- _EXERCISE_
Leave out the pictures and copy each record below exactly.

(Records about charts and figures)
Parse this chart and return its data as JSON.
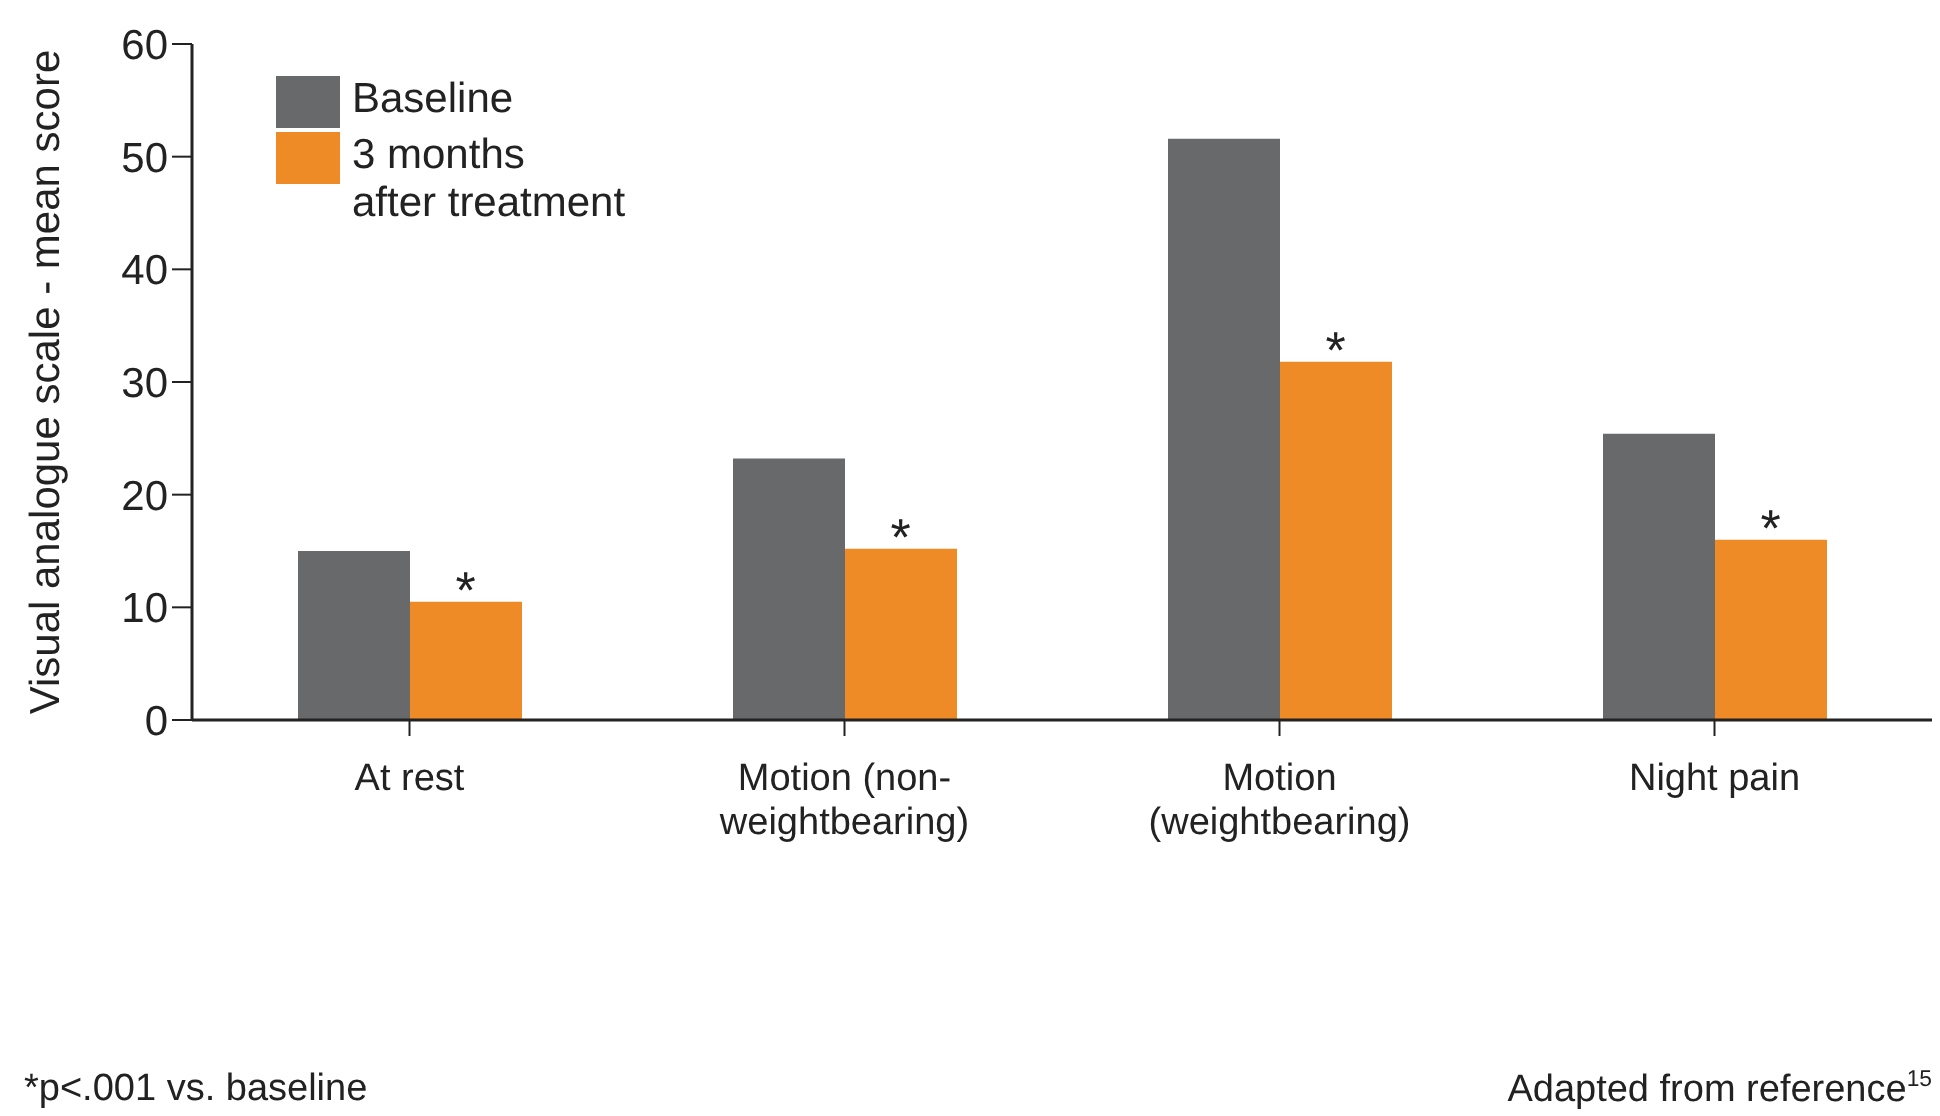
{
  "chart_data": {
    "type": "bar",
    "ylabel": "Visual analogue scale - mean score",
    "categories": [
      "At rest",
      "Motion (non-\nweightbearing)",
      "Motion\n(weightbearing)",
      "Night pain"
    ],
    "series": [
      {
        "name": "Baseline",
        "color": "#68696b",
        "values": [
          15,
          23.2,
          51.6,
          25.4
        ]
      },
      {
        "name": "3 months\nafter treatment",
        "color": "#ef8b26",
        "values": [
          10.5,
          15.2,
          31.8,
          16
        ]
      }
    ],
    "ylim": [
      0,
      60
    ],
    "yticks": [
      0,
      10,
      20,
      30,
      40,
      50,
      60
    ],
    "grid": false,
    "legend": "top left",
    "annotations": [
      {
        "text": "*",
        "x": "At rest",
        "y": 10.5
      },
      {
        "text": "*",
        "x": "Motion (non-\nweightbearing)",
        "y": 15.2
      },
      {
        "text": "*",
        "x": "Motion\n(weightbearing)",
        "y": 31.8
      },
      {
        "text": "*",
        "x": "Night pain",
        "y": 16
      },
      "*p<.001 vs. baseline",
      "Adapted from reference$^{15}$"
    ]
  }
}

- _SOLUTION TO THIS TASK_
Parse this chart and return its data as JSON.
{
  "chart_data": {
    "type": "bar",
    "ylabel": "Visual analogue scale - mean score",
    "categories": [
      "At rest",
      "Motion (non-\nweightbearing)",
      "Motion\n(weightbearing)",
      "Night pain"
    ],
    "series": [
      {
        "name": "Baseline",
        "color": "#68696b",
        "values": [
          15,
          23.2,
          51.6,
          25.4
        ]
      },
      {
        "name": "3 months\nafter treatment",
        "color": "#ef8b26",
        "values": [
          10.5,
          15.2,
          31.8,
          16
        ]
      }
    ],
    "ylim": [
      0,
      60
    ],
    "yticks": [
      0,
      10,
      20,
      30,
      40,
      50,
      60
    ],
    "grid": false,
    "legend": "top left",
    "annotations": [
      {
        "text": "*",
        "x": "At rest",
        "y": 10.5
      },
      {
        "text": "*",
        "x": "Motion (non-\nweightbearing)",
        "y": 15.2
      },
      {
        "text": "*",
        "x": "Motion\n(weightbearing)",
        "y": 31.8
      },
      {
        "text": "*",
        "x": "Night pain",
        "y": 16
      },
      "*p<.001 vs. baseline",
      "Adapted from reference$^{15}$"
    ]
  }
}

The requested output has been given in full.